↓↓↓
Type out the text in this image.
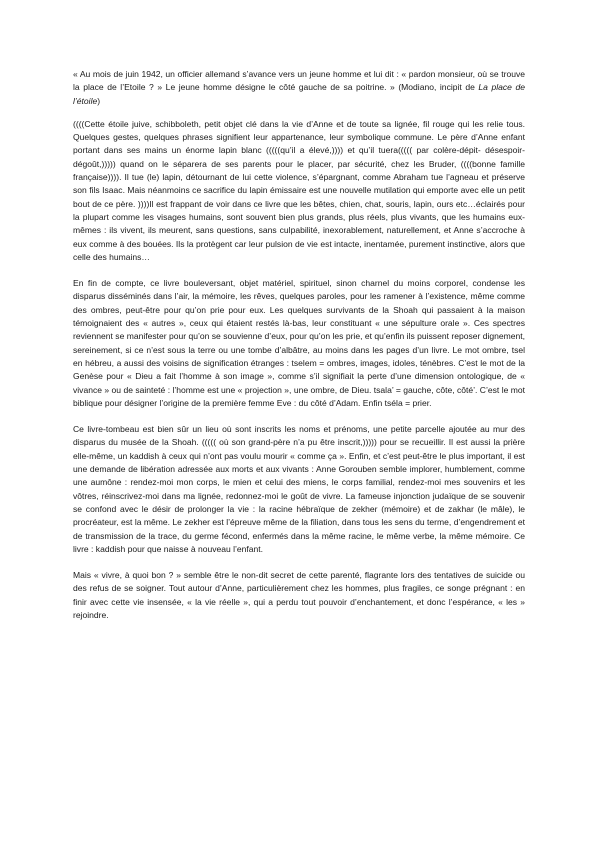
« Au mois de juin 1942, un officier allemand s’avance vers un jeune homme et lui dit : « pardon monsieur, où se trouve la place de l’Etoile ? » Le jeune homme désigne le côté gauche de sa poitrine. » (Modiano, incipit de La place de l’étoile)

((((Cette étoile juive, schibboleth, petit objet clé dans la vie d’Anne et de toute sa lignée, fil rouge qui les relie tous. Quelques gestes, quelques phrases signifient leur appartenance, leur symbolique commune. Le père d’Anne enfant portant dans ses mains un énorme lapin blanc (((((qu’il a élevé,)))) et qu’il tuera((((( par colère-dépit- désespoir- dégoût,))))) quand on le séparera de ses parents pour le placer, par sécurité, chez les Bruder, ((((bonne famille française)))). Il tue (le) lapin, détournant de lui cette violence, s’épargnant, comme Abraham tue l’agneau et préserve son fils Isaac. Mais néanmoins ce sacrifice du lapin émissaire est une nouvelle mutilation qui emporte avec elle un petit bout de ce père. ))))Il est frappant de voir dans ce livre que les bêtes, chien, chat, souris, lapin, ours etc…éclairés pour la plupart comme les visages humains, sont souvent bien plus grands, plus réels, plus vivants, que les humains eux-mêmes : ils vivent, ils meurent, sans questions, sans culpabilité, inexorablement, naturellement, et Anne s’accroche à eux comme à des bouées. Ils la protègent car leur pulsion de vie est intacte, inentamée, purement instinctive, alors que celle des humains…

En fin de compte, ce livre bouleversant, objet matériel, spirituel, sinon charnel du moins corporel, condense les disparus disséminés dans l’air, la mémoire, les rêves, quelques paroles, pour les ramener à l’existence, même comme des ombres, peut-être pour qu’on prie pour eux. Les quelques survivants de la Shoah qui passaient à la maison témoignaient des « autres », ceux qui étaient restés là-bas, leur constituant « une sépulture orale ». Ces spectres reviennent se manifester pour qu’on se souvienne d’eux, pour qu’on les prie, et qu’enfin ils puissent reposer dignement, sereinement, si ce n’est sous la terre ou une tombe d’albâtre, au moins dans les pages d’un livre. Le mot ombre, tsel en hébreu, a aussi des voisins de signification étranges : tselem = ombres, images, idoles, ténèbres. C’est le mot de la Genèse pour « Dieu a fait l’homme à son image », comme s’il signifiait la perte d’une dimension ontologique, de « vivance » ou de sainteté : l’homme est une « projection », une ombre, de Dieu. tsala’ = gauche, côte, côté’. C’est le mot biblique pour désigner l’origine de la première femme Eve : du côté d’Adam. Enfin tséla = prier.

Ce livre-tombeau est bien sûr un lieu où sont inscrits les noms et prénoms, une petite parcelle ajoutée au mur des disparus du musée de la Shoah. ((((( où son grand-père n’a pu être inscrit,))))) pour se recueillir. Il est aussi la prière elle-même, un kaddish à ceux qui n’ont pas voulu mourir « comme ça ». Enfin, et c’est peut-être le plus important, il est une demande de libération adressée aux morts et aux vivants : Anne Gorouben semble implorer, humblement, comme une aumône : rendez-moi mon corps, le mien et celui des miens, le corps familial, rendez-moi mes souvenirs et les vôtres, réinscrivez-moi dans ma lignée, redonnez-moi le goût de vivre. La fameuse injonction judaïque de se souvenir se confond avec le désir de prolonger la vie : la racine hébraïque de zekher (mémoire) et de zakhar (le mâle), le procréateur, est la même. Le zekher est l’épreuve même de la filiation, dans tous les sens du terme, d’engendrement et de transmission de la trace, du germe fécond, enfermés dans la même racine, le même verbe, la même mémoire. Ce livre : kaddish pour que naisse à nouveau l’enfant.

Mais « vivre, à quoi bon ? » semble être le non-dit secret de cette parenté, flagrante lors des tentatives de suicide ou des refus de se soigner. Tout autour d’Anne, particulièrement chez les hommes, plus fragiles, ce songe prégnant : en finir avec cette vie insensée, « la vie réelle », qui a perdu tout pouvoir d’enchantement, et donc l’espérance, « les » rejoindre.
↑↑↑
TO DO
Print all the records again exactly; do not include any picture.

TASK SOLUTION
Type out the text in this image.
« Au mois de juin 1942, un officier allemand s’avance vers un jeune homme et lui dit : « pardon monsieur, où se trouve la place de l’Etoile ? » Le jeune homme désigne le côté gauche de sa poitrine. » (Modiano, incipit de La place de l’étoile)

((((Cette étoile juive, schibboleth, petit objet clé dans la vie d’Anne et de toute sa lignée, fil rouge qui les relie tous. Quelques gestes, quelques phrases signifient leur appartenance, leur symbolique commune. Le père d’Anne enfant portant dans ses mains un énorme lapin blanc (((((qu’il a élevé,)))) et qu’il tuera((((( par colère-dépit- désespoir- dégoût,))))) quand on le séparera de ses parents pour le placer, par sécurité, chez les Bruder, ((((bonne famille française)))). Il tue (le) lapin, détournant de lui cette violence, s’épargnant, comme Abraham tue l’agneau et préserve son fils Isaac. Mais néanmoins ce sacrifice du lapin émissaire est une nouvelle mutilation qui emporte avec elle un petit bout de ce père. ))))Il est frappant de voir dans ce livre que les bêtes, chien, chat, souris, lapin, ours etc…éclairés pour la plupart comme les visages humains, sont souvent bien plus grands, plus réels, plus vivants, que les humains eux-mêmes : ils vivent, ils meurent, sans questions, sans culpabilité, inexorablement, naturellement, et Anne s’accroche à eux comme à des bouées. Ils la protègent car leur pulsion de vie est intacte, inentamée, purement instinctive, alors que celle des humains…

En fin de compte, ce livre bouleversant, objet matériel, spirituel, sinon charnel du moins corporel, condense les disparus disséminés dans l’air, la mémoire, les rêves, quelques paroles, pour les ramener à l’existence, même comme des ombres, peut-être pour qu’on prie pour eux. Les quelques survivants de la Shoah qui passaient à la maison témoignaient des « autres », ceux qui étaient restés là-bas, leur constituant « une sépulture orale ». Ces spectres reviennent se manifester pour qu’on se souvienne d’eux, pour qu’on les prie, et qu’enfin ils puissent reposer dignement, sereinement, si ce n’est sous la terre ou une tombe d’albâtre, au moins dans les pages d’un livre. Le mot ombre, tsel en hébreu, a aussi des voisins de signification étranges : tselem = ombres, images, idoles, ténèbres. C’est le mot de la Genèse pour « Dieu a fait l’homme à son image », comme s’il signifiait la perte d’une dimension ontologique, de « vivance » ou de sainteté : l’homme est une « projection », une ombre, de Dieu. tsala’ = gauche, côte, côté’. C’est le mot biblique pour désigner l’origine de la première femme Eve : du côté d’Adam. Enfin tséla = prier.

Ce livre-tombeau est bien sûr un lieu où sont inscrits les noms et prénoms, une petite parcelle ajoutée au mur des disparus du musée de la Shoah. ((((( où son grand-père n’a pu être inscrit,))))) pour se recueillir. Il est aussi la prière elle-même, un kaddish à ceux qui n’ont pas voulu mourir « comme ça ». Enfin, et c’est peut-être le plus important, il est une demande de libération adressée aux morts et aux vivants : Anne Gorouben semble implorer, humblement, comme une aumône : rendez-moi mon corps, le mien et celui des miens, le corps familial, rendez-moi mes souvenirs et les vôtres, réinscrivez-moi dans ma lignée, redonnez-moi le goût de vivre. La fameuse injonction judaïque de se souvenir se confond avec le désir de prolonger la vie : la racine hébraïque de zekher (mémoire) et de zakhar (le mâle), le procréateur, est la même. Le zekher est l’épreuve même de la filiation, dans tous les sens du terme, d’engendrement et de transmission de la trace, du germe fécond, enfermés dans la même racine, le même verbe, la même mémoire. Ce livre : kaddish pour que naisse à nouveau l’enfant.

Mais « vivre, à quoi bon ? » semble être le non-dit secret de cette parenté, flagrante lors des tentatives de suicide ou des refus de se soigner. Tout autour d’Anne, particulièrement chez les hommes, plus fragiles, ce songe prégnant : en finir avec cette vie insensée, « la vie réelle », qui a perdu tout pouvoir d’enchantement, et donc l’espérance, « les » rejoindre.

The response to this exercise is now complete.